Exercise description: Where a line in the listing contains the string "ViewEngineCollection", copy that line out.

Stored data entries:

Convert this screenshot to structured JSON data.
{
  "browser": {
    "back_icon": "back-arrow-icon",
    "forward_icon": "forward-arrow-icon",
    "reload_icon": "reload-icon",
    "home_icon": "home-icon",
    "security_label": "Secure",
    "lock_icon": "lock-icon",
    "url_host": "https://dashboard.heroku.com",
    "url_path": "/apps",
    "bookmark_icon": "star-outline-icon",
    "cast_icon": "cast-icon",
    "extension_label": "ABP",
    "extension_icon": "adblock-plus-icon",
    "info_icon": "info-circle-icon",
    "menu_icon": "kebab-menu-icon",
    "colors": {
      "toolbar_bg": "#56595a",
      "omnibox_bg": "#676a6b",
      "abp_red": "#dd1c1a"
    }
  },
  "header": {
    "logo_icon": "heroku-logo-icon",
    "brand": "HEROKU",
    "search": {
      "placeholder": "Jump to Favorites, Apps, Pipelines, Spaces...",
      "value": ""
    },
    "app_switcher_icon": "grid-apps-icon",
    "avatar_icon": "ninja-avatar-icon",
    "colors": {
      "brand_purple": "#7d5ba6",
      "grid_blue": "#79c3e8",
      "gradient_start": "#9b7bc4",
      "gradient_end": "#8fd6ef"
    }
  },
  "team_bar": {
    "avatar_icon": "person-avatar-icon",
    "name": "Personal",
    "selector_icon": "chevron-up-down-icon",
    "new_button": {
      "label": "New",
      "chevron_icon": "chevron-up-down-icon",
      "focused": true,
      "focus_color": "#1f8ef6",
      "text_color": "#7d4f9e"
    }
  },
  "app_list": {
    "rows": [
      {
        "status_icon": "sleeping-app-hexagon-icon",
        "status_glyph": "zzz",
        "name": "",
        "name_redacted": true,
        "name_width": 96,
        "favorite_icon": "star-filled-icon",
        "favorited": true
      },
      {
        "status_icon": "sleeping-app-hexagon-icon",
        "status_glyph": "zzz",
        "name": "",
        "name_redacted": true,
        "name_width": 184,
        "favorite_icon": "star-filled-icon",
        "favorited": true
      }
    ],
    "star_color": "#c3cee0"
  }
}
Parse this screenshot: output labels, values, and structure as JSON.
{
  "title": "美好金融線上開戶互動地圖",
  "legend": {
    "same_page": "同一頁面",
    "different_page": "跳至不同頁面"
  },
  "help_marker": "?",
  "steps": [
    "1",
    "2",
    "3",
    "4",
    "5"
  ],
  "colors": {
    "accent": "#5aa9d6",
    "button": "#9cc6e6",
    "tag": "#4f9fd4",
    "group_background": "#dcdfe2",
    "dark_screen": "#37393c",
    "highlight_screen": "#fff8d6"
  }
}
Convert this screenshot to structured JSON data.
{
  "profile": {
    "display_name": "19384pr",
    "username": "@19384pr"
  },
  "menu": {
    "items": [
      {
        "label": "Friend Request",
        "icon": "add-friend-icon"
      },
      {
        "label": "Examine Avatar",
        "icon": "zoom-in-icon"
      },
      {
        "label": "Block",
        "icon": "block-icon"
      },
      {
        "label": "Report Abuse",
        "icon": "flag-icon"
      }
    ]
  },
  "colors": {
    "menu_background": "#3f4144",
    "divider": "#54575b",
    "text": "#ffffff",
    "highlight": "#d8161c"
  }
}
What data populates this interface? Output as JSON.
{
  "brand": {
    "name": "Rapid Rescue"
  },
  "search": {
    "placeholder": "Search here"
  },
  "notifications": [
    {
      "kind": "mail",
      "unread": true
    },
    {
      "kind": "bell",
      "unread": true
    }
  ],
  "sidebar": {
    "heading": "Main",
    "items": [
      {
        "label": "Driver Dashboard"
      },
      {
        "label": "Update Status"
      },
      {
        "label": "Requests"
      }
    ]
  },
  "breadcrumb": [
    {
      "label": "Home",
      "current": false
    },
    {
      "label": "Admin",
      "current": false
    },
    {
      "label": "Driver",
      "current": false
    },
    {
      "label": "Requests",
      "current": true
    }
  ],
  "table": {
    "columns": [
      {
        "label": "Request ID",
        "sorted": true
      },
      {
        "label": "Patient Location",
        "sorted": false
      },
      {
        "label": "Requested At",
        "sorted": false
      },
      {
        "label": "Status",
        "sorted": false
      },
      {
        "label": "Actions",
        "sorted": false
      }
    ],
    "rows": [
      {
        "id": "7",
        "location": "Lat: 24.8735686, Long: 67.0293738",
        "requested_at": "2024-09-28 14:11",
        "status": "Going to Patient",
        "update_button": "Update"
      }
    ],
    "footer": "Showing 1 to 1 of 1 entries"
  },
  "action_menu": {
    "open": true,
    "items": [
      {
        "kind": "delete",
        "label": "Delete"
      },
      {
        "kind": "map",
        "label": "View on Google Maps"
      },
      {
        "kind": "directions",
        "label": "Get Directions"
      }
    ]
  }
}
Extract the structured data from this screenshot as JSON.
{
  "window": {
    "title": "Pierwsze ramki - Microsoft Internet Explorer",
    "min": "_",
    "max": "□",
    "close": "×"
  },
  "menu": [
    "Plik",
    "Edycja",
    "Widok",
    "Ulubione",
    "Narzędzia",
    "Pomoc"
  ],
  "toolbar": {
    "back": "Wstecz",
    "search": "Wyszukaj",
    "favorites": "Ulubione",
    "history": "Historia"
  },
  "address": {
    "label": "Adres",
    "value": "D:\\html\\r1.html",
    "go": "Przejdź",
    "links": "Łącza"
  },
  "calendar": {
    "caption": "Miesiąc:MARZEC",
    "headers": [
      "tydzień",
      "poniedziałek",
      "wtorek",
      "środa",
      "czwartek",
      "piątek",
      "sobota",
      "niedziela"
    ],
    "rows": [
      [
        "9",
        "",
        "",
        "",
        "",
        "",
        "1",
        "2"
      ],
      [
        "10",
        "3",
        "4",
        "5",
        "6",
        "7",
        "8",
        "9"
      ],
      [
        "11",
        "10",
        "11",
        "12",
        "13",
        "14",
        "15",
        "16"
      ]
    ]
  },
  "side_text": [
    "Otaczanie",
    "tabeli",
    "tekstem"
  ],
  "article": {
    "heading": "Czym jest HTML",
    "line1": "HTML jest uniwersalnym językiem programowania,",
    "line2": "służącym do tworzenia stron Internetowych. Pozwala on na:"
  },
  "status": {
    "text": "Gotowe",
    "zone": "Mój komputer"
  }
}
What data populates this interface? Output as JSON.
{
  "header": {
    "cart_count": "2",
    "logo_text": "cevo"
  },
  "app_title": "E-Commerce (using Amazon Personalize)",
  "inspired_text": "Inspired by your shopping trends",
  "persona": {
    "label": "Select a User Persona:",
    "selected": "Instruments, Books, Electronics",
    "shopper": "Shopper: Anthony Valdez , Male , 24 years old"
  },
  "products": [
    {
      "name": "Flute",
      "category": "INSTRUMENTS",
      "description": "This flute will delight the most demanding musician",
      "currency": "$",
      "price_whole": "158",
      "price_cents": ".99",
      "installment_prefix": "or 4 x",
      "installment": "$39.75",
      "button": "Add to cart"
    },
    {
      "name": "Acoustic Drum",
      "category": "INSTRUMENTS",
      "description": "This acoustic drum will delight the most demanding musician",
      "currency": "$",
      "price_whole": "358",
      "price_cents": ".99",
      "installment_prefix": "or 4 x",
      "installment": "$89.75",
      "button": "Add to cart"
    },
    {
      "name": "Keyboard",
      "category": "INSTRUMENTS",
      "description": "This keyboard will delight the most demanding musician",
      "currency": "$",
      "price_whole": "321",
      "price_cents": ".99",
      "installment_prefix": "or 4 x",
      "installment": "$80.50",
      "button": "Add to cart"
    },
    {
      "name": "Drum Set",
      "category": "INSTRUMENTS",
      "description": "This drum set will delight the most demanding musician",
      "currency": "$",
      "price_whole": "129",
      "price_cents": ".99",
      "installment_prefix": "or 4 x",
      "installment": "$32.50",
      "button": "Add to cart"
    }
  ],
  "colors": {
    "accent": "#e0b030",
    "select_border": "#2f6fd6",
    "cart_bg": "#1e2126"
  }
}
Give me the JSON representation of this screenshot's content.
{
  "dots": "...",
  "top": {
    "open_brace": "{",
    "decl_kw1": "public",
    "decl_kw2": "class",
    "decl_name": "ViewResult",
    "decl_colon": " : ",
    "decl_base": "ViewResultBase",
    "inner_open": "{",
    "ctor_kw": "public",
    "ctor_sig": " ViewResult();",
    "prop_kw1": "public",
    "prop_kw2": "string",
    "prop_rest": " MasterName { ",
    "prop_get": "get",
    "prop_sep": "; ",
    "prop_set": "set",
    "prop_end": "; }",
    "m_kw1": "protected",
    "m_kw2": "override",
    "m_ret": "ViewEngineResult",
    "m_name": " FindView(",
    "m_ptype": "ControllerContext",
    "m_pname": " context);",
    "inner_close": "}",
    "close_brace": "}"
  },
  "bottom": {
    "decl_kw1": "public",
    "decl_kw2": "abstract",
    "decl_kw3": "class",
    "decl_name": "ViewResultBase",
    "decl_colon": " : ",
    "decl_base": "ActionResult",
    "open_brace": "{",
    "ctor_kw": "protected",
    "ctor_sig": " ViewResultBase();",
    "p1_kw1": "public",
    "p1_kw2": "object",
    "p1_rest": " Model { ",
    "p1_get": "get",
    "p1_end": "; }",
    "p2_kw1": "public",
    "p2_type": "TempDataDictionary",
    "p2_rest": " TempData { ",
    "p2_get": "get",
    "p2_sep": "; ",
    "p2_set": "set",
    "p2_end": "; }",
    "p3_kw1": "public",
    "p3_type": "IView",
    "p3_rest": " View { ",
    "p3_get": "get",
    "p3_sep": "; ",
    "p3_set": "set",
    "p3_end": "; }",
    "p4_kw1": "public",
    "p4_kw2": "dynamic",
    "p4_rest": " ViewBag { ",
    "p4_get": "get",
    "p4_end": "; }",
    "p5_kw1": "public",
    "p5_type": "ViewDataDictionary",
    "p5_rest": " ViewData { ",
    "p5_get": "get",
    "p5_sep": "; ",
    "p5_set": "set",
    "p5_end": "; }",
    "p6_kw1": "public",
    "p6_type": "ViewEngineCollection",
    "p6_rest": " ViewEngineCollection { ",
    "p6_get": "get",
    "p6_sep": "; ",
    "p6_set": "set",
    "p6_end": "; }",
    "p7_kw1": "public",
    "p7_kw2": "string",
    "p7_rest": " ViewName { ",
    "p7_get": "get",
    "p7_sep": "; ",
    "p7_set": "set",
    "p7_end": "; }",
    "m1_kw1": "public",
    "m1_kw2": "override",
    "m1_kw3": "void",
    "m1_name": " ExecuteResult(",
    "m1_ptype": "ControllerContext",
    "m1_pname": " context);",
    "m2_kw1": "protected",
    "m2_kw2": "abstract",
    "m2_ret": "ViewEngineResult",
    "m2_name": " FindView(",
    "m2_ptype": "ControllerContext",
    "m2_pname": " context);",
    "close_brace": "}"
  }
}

Exercise response:
    "p6_type": "ViewEngineCollection",
    "p6_rest": " ViewEngineCollection { ",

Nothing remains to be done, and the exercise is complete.